─── RECORDS PROVIDED ───

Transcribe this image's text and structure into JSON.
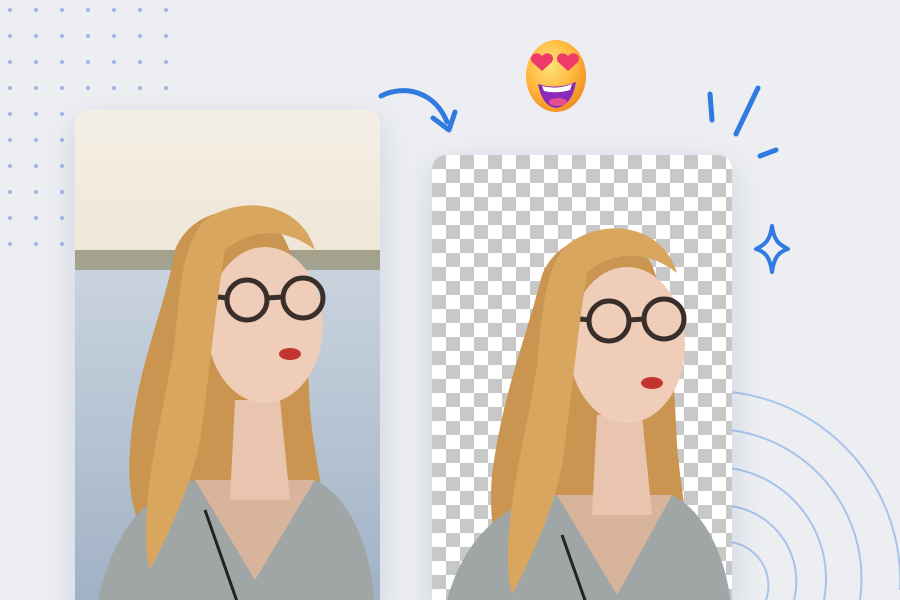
{
  "scene": {
    "description_free": true,
    "colors": {
      "background": "#eceef2",
      "accent": "#2f7be0",
      "dot": "#9fb7e3",
      "ring": "#a9c3ec",
      "checker_light": "#ffffff",
      "checker_dark": "#c8c8c8"
    }
  },
  "cards": {
    "original": {
      "icon": "portrait-photo"
    },
    "result": {
      "icon": "portrait-cutout-transparent"
    }
  },
  "decor": {
    "arrow_icon": "curved-arrow",
    "emoji_icon": "heart-eyes-emoji",
    "sparkle_icon": "sparkle-star",
    "burst_icon": "burst-lines",
    "rings_icon": "concentric-arcs"
  }
}
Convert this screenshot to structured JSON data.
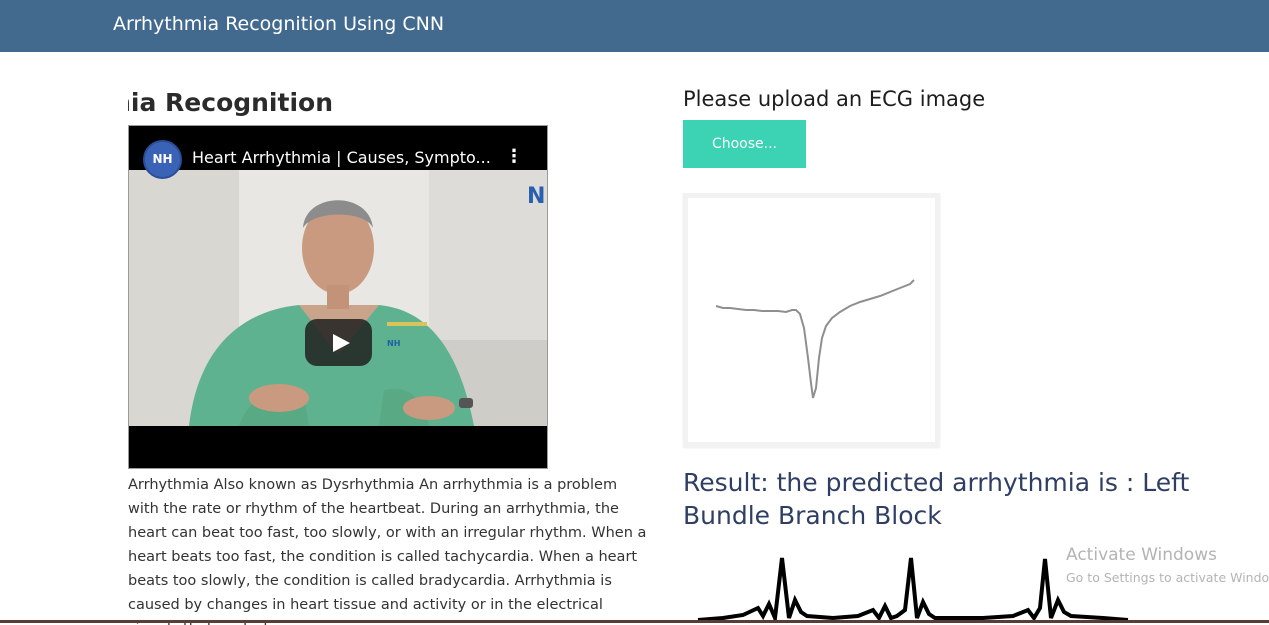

───

Write the full listing out again with every line unchanged, but include no pictures.

● WRITTEN SOLUTION
Transcribe this image's text and structure into JSON.
{
  "scene": {
    "description_free": true,
    "colors": {
      "background": "#eceef2",
      "accent": "#2f7be0",
      "dot": "#9fb7e3",
      "ring": "#a9c3ec",
      "checker_light": "#ffffff",
      "checker_dark": "#c8c8c8"
    }
  },
  "cards": {
    "original": {
      "icon": "portrait-photo"
    },
    "result": {
      "icon": "portrait-cutout-transparent"
    }
  },
  "decor": {
    "arrow_icon": "curved-arrow",
    "emoji_icon": "heart-eyes-emoji",
    "sparkle_icon": "sparkle-star",
    "burst_icon": "burst-lines",
    "rings_icon": "concentric-arcs"
  }
}
Convert this screenshot to structured JSON data.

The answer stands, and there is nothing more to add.